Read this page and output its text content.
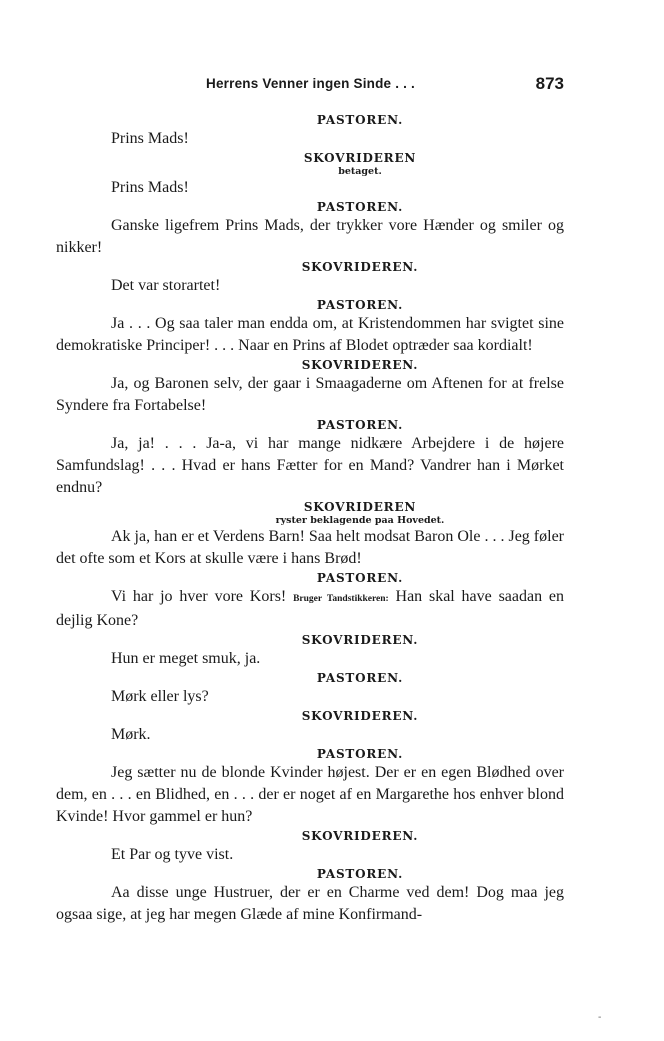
Herrens Venner ingen Sinde . . .	873
PASTOREN.
Prins Mads!
SKOVRIDEREN
betaget.
Prins Mads!
PASTOREN.
Ganske ligefrem Prins Mads, der trykker vore Hænder og smiler og nikker!
SKOVRIDEREN.
Det var storartet!
PASTOREN.
Ja . . . Og saa taler man endda om, at Kristendommen har svigtet sine demokratiske Principer! . . . Naar en Prins af Blodet optræder saa kordialt!
SKOVRIDEREN.
Ja, og Baronen selv, der gaar i Smaagaderne om Aftenen for at frelse Syndere fra Fortabelse!
PASTOREN.
Ja, ja! . . . Ja-a, vi har mange nidkære Arbejdere i de højere Samfundslag! . . . Hvad er hans Fætter for en Mand? Vandrer han i Mørket endnu?
SKOVRIDEREN
ryster beklagende paa Hovedet.
Ak ja, han er et Verdens Barn! Saa helt modsat Baron Ole . . . Jeg føler det ofte som et Kors at skulle være i hans Brød!
PASTOREN.
Vi har jo hver vore Kors! Bruger Tandstikkeren: Han skal have saadan en dejlig Kone?
SKOVRIDEREN.
Hun er meget smuk, ja.
PASTOREN.
Mørk eller lys?
SKOVRIDEREN.
Mørk.
PASTOREN.
Jeg sætter nu de blonde Kvinder højest. Der er en egen Blødhed over dem, en . . . en Blidhed, en . . . der er noget af en Margarethe hos enhver blond Kvinde! Hvor gammel er hun?
SKOVRIDEREN.
Et Par og tyve vist.
PASTOREN.
Aa disse unge Hustruer, der er en Charme ved dem! Dog maa jeg ogsaa sige, at jeg har megen Glæde af mine Konfirmand-
-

☆ ☆ ☆ ☆

▸ **Work instructions**:
From the entries above, pull out each line that includes "hans".

▸ **Response to the task**:
Ja, ja! . . . Ja-a, vi har mange nidkære Arbejdere i de højere Samfundslag! . . . Hvad er hans Fætter for en Mand? Vandrer han i Mørket endnu?
Ak ja, han er et Verdens Barn! Saa helt modsat Baron Ole . . . Jeg føler det ofte som et Kors at skulle være i hans Brød!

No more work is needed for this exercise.